| PROBLEM REQUIREMENTS |
Report the count of lines below in which the string "name" occurs; include nothing else.

| RECORDS PROVIDED |
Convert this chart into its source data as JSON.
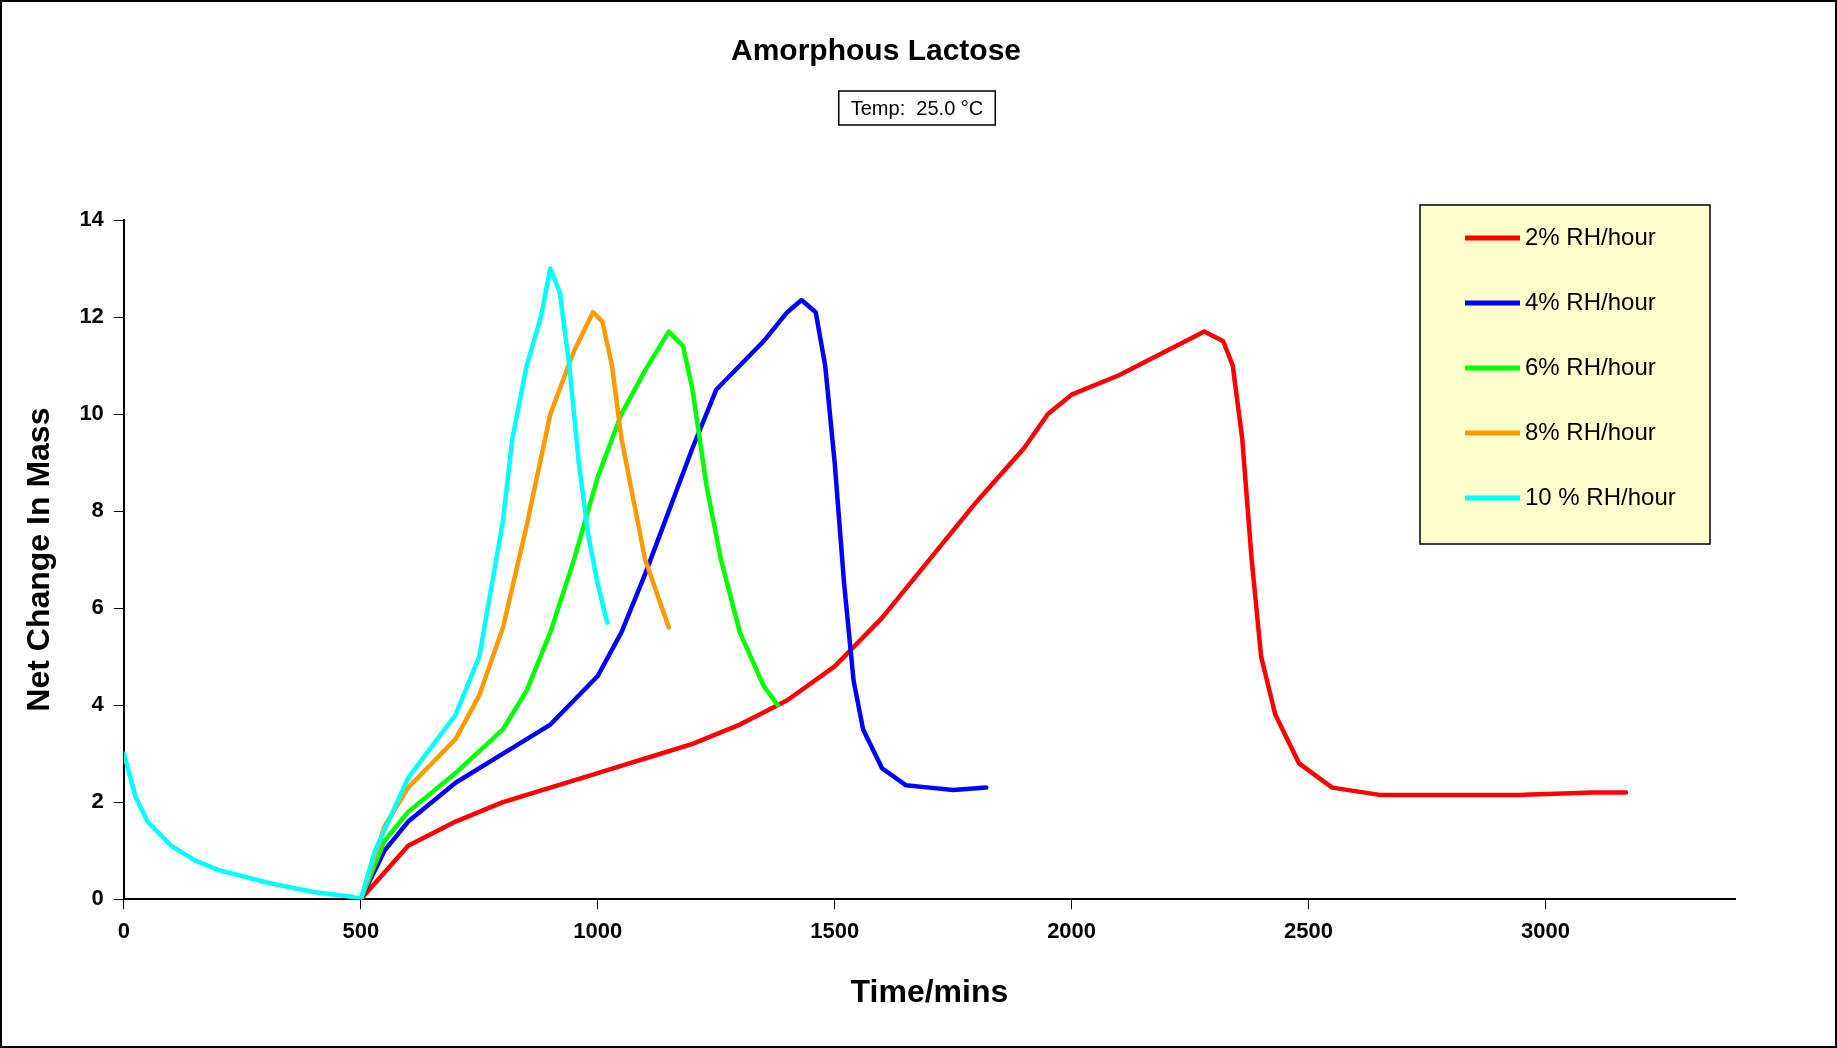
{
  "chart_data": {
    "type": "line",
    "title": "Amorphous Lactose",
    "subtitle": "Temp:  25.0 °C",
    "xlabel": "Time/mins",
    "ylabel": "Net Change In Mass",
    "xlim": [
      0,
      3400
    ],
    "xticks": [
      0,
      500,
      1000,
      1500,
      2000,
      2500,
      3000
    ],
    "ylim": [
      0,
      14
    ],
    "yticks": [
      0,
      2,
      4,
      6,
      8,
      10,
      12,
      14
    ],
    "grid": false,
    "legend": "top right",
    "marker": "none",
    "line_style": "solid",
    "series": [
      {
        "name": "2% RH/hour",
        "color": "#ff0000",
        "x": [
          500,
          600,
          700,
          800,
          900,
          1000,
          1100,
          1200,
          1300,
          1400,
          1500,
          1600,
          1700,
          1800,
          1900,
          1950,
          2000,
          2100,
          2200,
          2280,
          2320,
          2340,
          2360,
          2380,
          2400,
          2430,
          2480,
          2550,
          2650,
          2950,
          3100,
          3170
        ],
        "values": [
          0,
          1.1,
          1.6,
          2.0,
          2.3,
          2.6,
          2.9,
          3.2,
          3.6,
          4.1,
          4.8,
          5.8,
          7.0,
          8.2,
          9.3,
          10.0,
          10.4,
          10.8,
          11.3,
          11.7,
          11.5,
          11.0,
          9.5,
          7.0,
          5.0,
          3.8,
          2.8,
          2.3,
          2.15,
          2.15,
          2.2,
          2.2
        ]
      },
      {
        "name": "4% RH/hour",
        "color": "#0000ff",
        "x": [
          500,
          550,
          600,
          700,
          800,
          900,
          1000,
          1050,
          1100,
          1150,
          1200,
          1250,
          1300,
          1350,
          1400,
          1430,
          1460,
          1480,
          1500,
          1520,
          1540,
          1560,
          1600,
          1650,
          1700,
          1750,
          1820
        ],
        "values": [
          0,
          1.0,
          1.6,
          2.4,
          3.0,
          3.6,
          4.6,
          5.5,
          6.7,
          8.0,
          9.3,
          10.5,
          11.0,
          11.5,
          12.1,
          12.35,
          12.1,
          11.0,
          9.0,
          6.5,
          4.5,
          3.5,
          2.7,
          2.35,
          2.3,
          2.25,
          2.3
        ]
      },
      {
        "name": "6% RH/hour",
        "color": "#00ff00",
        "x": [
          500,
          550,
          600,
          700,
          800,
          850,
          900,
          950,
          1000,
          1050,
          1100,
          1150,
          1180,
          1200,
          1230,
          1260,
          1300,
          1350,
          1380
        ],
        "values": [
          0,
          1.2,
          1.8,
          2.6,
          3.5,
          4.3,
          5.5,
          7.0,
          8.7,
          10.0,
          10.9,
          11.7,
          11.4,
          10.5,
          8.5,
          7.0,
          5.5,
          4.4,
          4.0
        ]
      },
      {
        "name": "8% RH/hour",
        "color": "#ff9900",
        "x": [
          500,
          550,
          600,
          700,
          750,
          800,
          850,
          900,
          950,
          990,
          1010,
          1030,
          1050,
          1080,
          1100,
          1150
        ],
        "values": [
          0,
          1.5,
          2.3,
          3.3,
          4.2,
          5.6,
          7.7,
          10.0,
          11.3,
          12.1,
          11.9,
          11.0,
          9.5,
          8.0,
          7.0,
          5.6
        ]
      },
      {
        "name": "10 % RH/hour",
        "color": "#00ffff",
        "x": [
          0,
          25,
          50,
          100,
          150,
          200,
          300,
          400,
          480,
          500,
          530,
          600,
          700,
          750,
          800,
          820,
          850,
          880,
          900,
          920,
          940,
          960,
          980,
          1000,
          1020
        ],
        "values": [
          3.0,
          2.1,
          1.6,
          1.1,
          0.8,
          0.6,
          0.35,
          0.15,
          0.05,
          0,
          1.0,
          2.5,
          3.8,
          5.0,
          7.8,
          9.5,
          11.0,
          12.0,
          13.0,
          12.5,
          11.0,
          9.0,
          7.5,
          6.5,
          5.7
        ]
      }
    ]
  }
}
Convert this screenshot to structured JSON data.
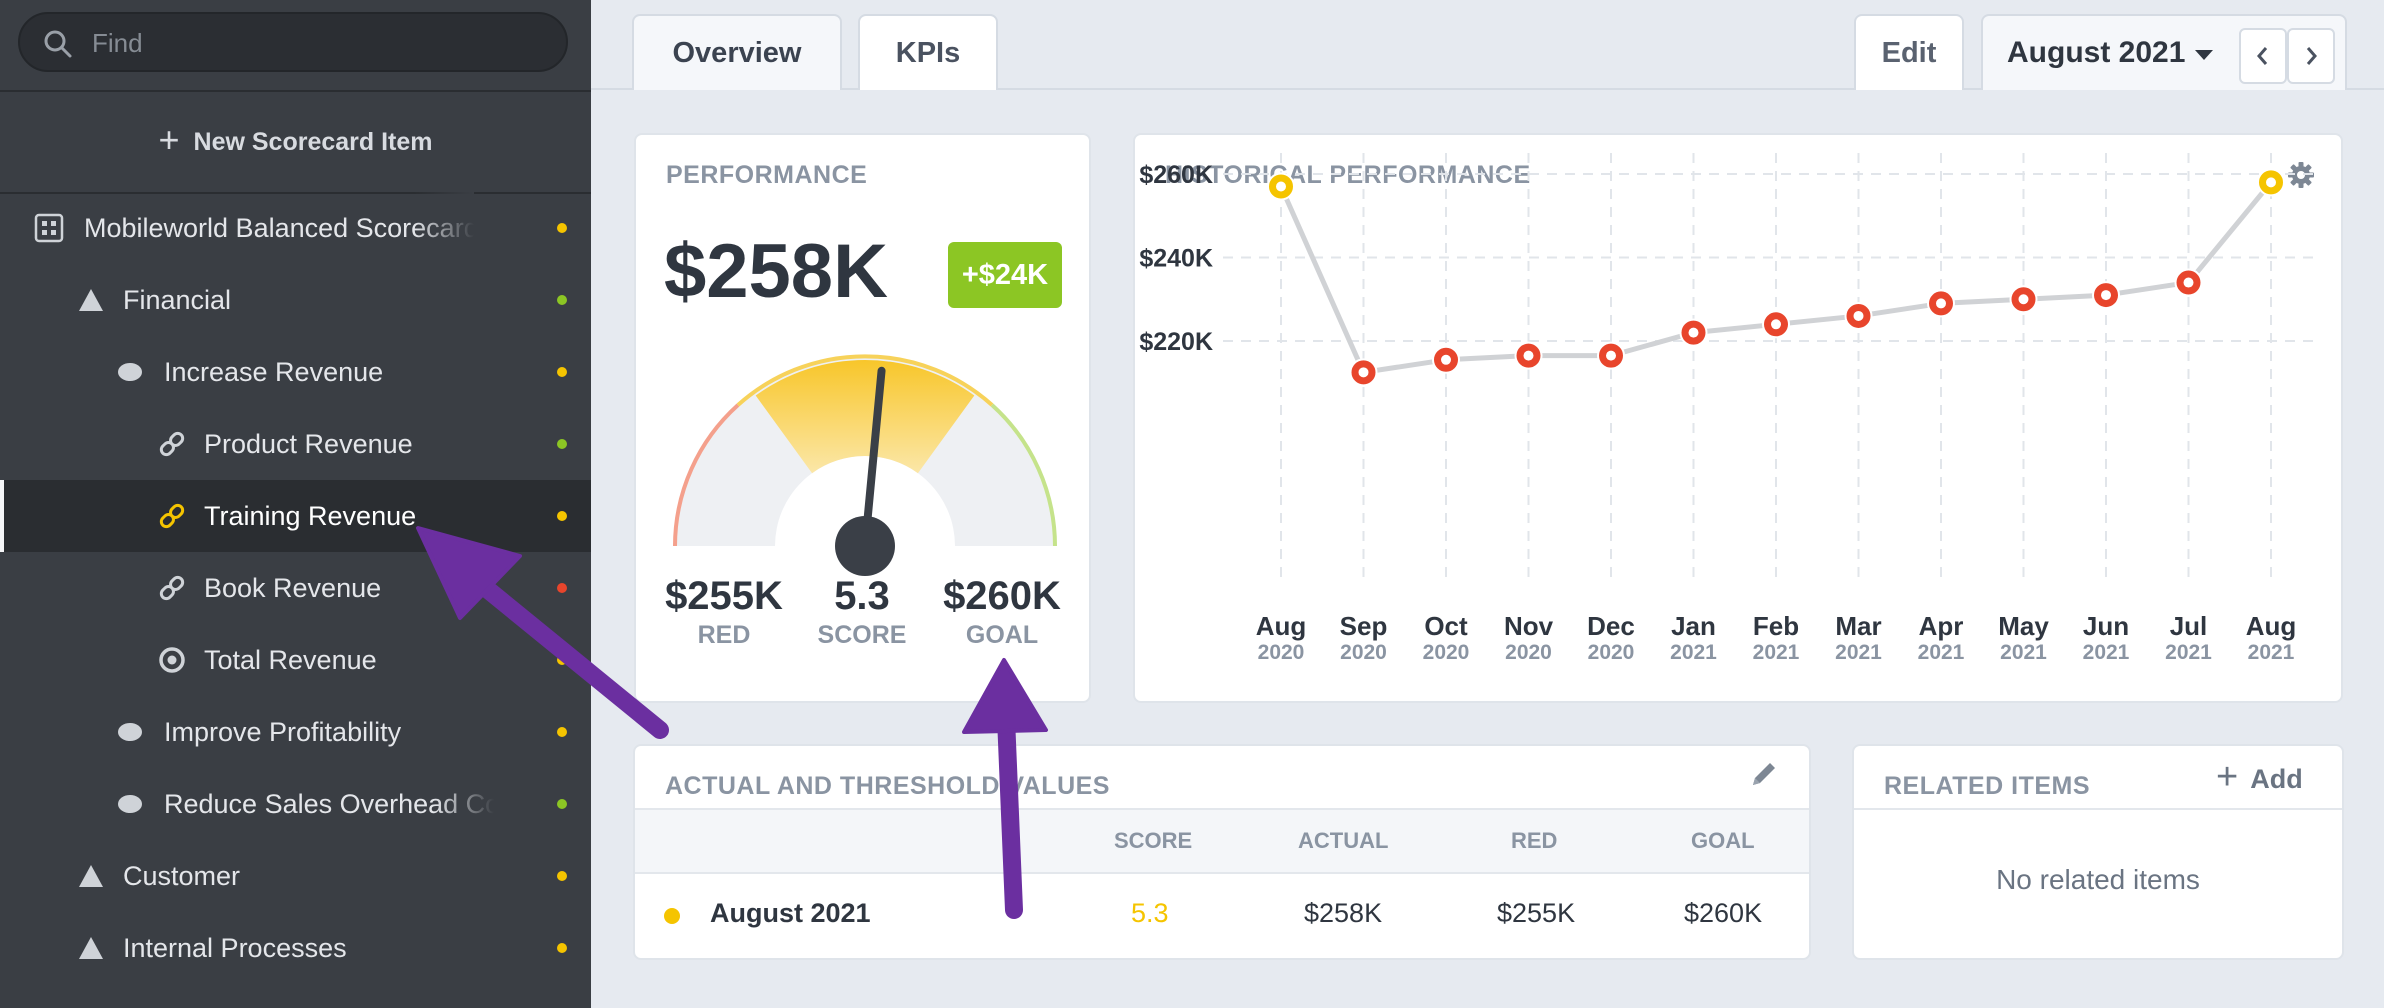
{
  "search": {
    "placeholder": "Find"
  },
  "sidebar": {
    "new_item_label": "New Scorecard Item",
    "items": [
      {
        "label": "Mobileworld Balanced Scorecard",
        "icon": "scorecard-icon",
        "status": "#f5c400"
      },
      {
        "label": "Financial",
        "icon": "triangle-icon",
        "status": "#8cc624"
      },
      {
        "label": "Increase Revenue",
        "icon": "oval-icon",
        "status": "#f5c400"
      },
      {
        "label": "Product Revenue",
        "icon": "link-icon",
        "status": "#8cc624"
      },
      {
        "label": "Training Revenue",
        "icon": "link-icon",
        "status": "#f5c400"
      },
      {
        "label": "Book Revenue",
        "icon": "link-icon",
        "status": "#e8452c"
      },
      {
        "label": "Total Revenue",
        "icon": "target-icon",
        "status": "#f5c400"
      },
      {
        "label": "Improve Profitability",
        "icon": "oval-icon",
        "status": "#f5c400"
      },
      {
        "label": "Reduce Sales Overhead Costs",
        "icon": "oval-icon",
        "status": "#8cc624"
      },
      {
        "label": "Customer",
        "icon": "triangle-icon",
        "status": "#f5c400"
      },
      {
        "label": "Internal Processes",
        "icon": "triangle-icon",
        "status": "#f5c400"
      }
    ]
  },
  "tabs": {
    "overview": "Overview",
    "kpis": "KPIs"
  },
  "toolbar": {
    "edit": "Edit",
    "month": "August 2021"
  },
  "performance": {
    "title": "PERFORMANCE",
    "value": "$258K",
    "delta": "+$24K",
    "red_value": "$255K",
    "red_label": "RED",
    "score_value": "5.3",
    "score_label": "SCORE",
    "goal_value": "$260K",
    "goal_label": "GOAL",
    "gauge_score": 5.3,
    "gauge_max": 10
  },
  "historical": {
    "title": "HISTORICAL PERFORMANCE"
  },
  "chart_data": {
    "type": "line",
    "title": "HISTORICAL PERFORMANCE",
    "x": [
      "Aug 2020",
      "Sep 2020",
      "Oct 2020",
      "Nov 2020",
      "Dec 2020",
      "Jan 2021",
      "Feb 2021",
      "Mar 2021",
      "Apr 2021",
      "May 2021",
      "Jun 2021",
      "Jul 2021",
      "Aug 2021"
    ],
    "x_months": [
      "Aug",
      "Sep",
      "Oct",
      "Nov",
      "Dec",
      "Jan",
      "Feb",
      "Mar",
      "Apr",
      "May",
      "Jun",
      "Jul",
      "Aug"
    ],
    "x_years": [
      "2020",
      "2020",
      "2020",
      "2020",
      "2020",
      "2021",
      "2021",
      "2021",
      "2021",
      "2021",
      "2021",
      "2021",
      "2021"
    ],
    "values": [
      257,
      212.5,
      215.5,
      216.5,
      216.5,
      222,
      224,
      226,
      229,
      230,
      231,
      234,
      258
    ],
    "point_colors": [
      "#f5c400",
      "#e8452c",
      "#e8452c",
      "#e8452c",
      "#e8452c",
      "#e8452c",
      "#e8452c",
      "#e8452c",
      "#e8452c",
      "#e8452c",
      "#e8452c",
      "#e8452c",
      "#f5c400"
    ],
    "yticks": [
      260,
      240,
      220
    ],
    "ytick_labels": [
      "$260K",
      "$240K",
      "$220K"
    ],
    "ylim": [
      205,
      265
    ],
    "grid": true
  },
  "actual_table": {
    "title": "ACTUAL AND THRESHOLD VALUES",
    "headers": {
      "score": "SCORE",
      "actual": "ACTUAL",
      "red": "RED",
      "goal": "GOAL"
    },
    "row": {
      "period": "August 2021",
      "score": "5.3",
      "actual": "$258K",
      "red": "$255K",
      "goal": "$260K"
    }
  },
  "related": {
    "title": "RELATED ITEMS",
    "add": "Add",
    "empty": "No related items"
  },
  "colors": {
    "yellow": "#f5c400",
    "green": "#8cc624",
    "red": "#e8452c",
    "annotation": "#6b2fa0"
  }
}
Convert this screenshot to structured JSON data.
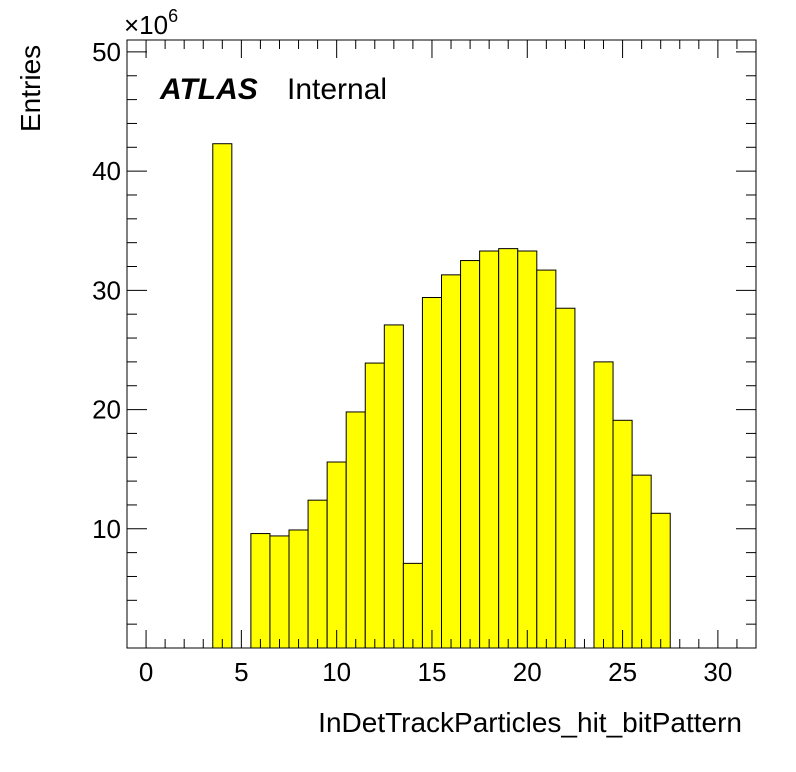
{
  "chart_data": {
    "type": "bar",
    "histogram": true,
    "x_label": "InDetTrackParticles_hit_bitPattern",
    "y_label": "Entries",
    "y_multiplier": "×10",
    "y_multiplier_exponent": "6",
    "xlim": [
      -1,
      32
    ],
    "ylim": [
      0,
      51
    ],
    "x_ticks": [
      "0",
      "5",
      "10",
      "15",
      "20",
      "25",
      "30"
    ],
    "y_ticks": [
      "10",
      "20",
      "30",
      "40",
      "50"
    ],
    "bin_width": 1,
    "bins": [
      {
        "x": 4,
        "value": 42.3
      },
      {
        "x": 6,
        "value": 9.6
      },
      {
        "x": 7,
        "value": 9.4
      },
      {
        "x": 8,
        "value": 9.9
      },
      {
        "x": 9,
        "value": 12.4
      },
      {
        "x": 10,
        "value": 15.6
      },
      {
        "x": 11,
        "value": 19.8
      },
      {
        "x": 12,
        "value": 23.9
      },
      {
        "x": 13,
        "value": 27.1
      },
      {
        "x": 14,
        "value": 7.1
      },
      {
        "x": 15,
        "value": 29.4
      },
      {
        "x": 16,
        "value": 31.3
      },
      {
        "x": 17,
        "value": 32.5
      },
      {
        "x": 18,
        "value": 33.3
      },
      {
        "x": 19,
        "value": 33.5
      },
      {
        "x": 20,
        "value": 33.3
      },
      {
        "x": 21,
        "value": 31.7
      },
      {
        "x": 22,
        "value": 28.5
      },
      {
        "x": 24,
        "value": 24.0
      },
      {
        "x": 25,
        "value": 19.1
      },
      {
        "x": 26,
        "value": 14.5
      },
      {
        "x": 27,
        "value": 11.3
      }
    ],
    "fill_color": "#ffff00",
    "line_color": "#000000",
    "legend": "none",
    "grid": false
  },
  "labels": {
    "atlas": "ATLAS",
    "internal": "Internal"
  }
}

| COMPLETE ANSWER |
5